Records from a dataset:
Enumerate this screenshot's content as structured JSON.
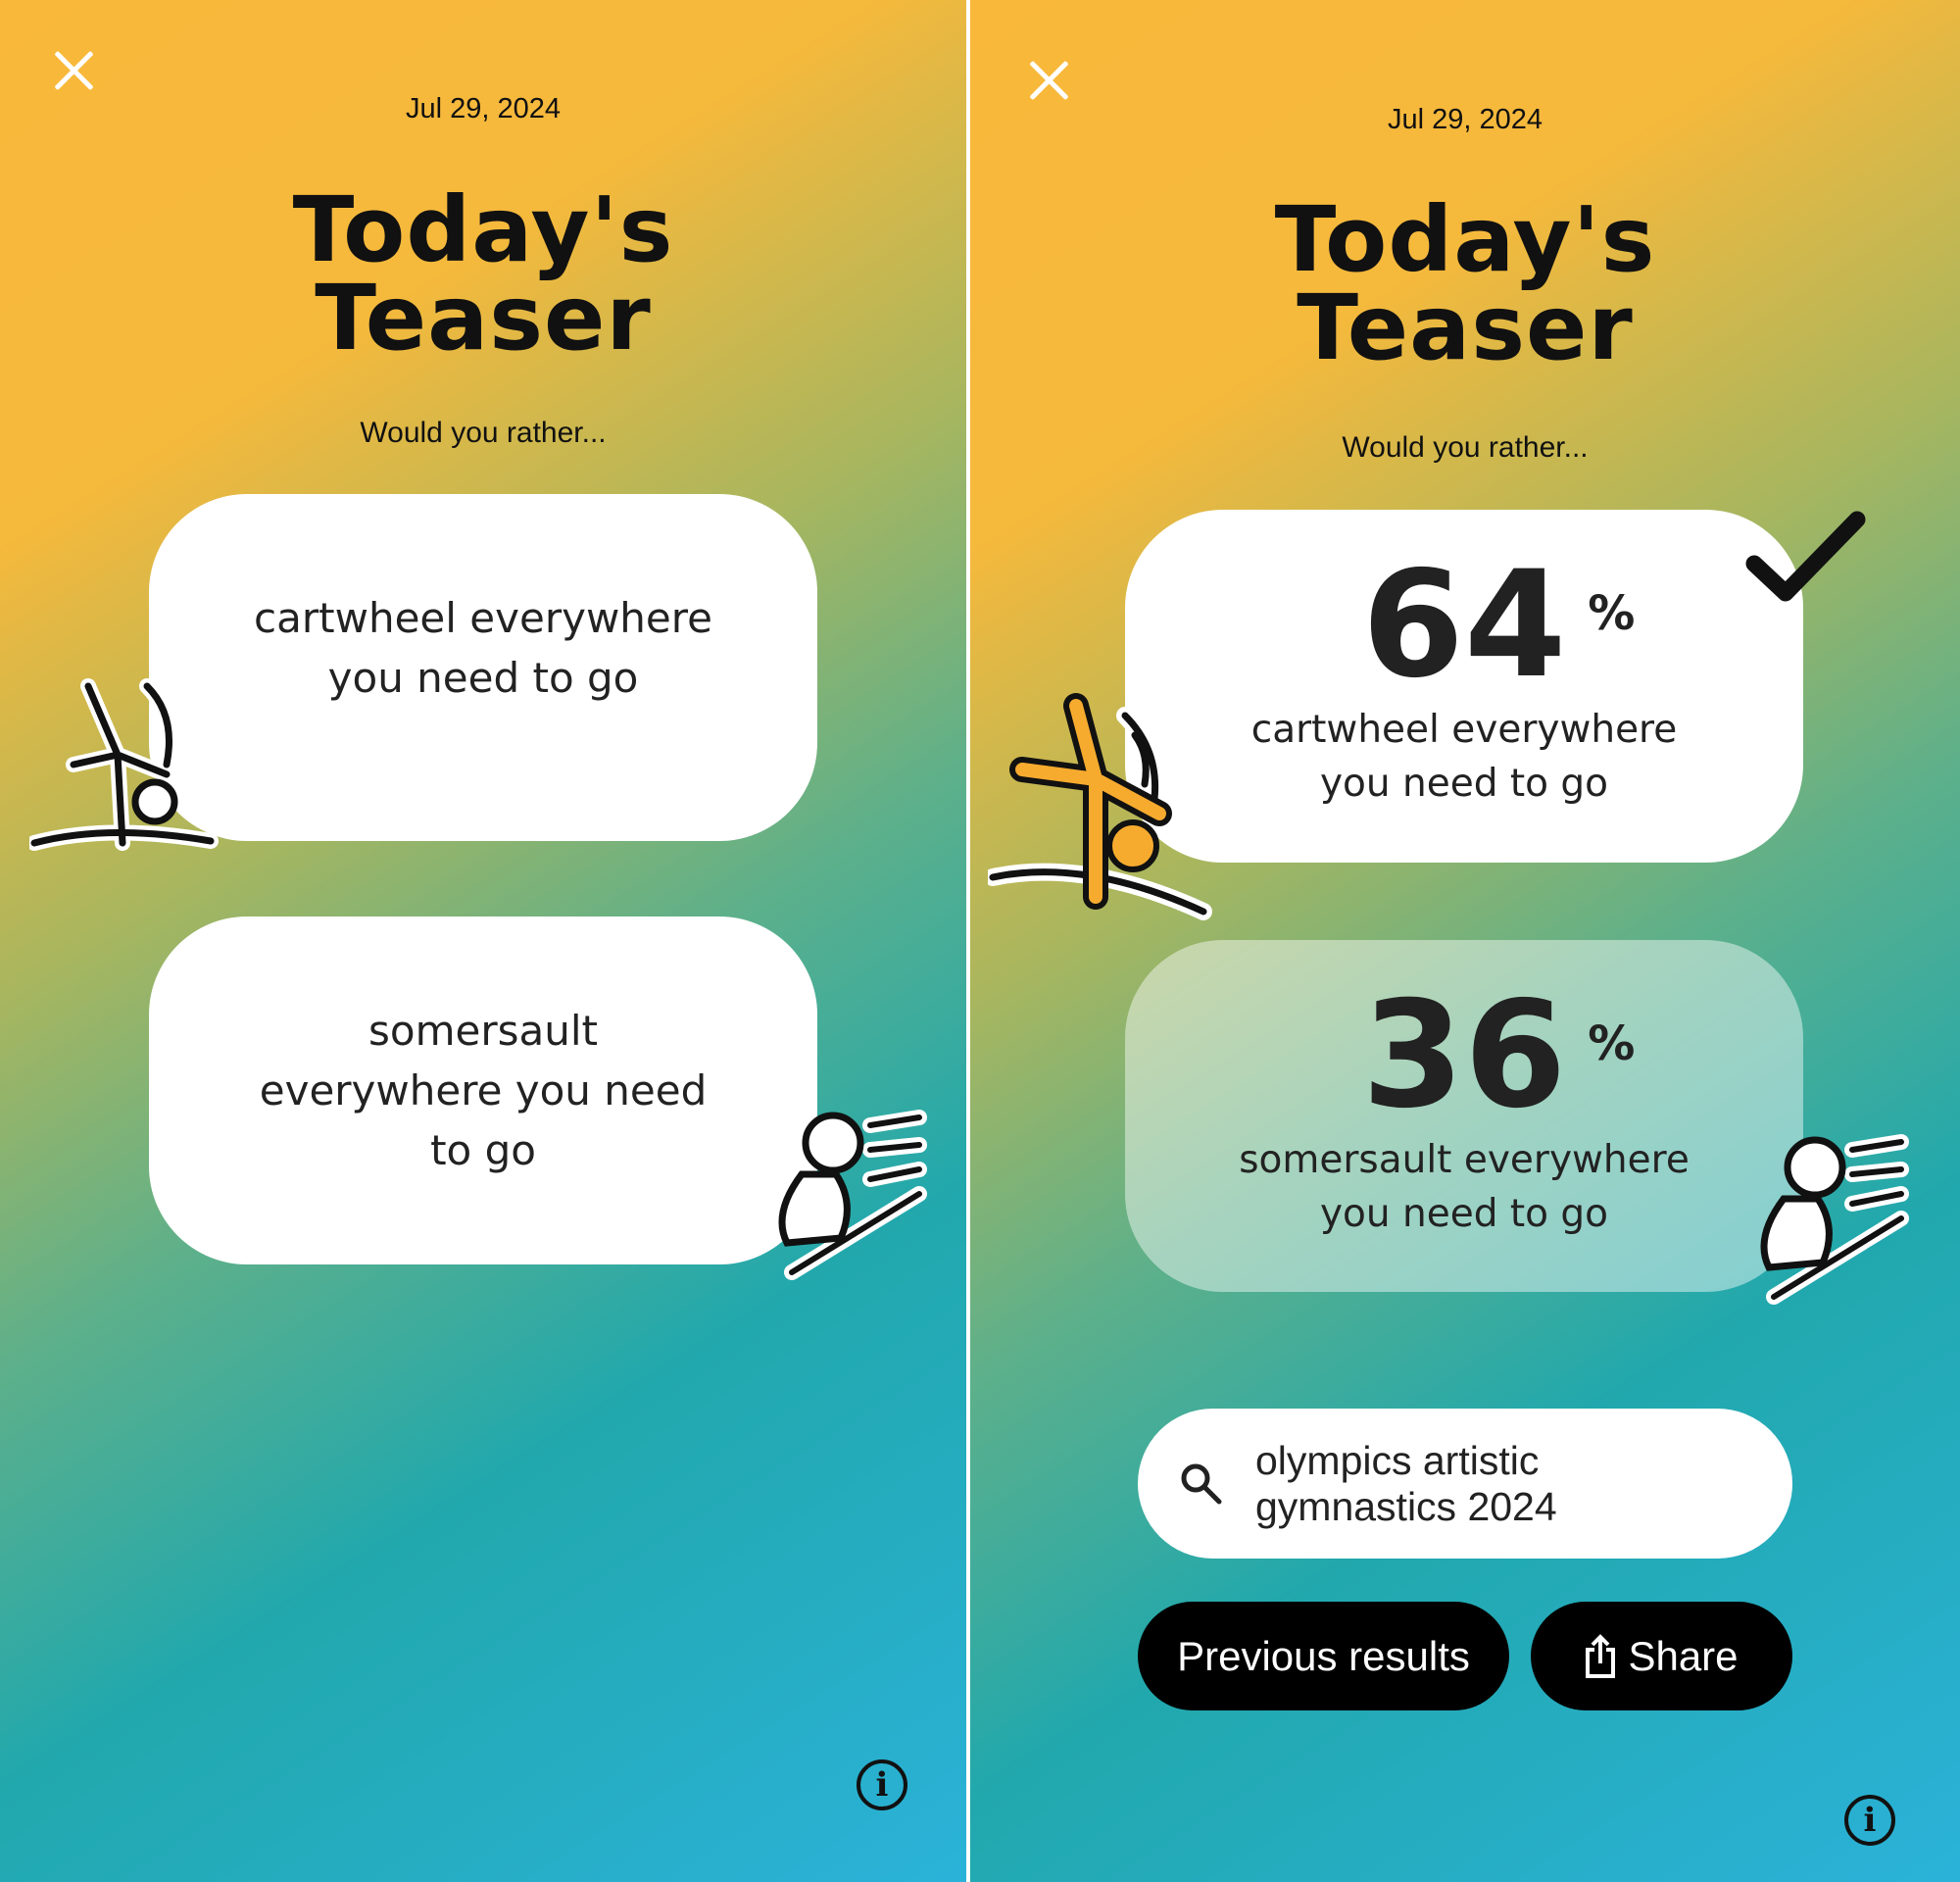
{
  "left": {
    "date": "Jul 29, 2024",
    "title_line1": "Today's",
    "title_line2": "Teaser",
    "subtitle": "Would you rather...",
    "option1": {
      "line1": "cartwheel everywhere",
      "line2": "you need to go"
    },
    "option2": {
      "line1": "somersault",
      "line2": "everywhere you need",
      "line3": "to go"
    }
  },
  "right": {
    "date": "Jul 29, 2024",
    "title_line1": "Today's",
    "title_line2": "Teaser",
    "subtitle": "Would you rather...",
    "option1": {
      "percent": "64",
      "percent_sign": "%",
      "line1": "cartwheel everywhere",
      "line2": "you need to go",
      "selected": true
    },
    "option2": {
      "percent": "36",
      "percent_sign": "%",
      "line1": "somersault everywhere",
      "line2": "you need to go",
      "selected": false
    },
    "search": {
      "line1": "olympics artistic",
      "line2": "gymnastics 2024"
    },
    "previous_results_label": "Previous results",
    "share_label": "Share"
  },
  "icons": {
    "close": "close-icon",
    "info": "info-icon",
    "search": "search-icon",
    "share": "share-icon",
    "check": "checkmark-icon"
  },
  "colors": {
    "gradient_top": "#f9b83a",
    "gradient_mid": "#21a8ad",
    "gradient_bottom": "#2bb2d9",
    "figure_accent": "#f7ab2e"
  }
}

### [Directive]
Search the listing for the word "somersault" and return each line that holds it.

### [Task result]
      "line1": "somersault",
      "line1": "somersault everywhere",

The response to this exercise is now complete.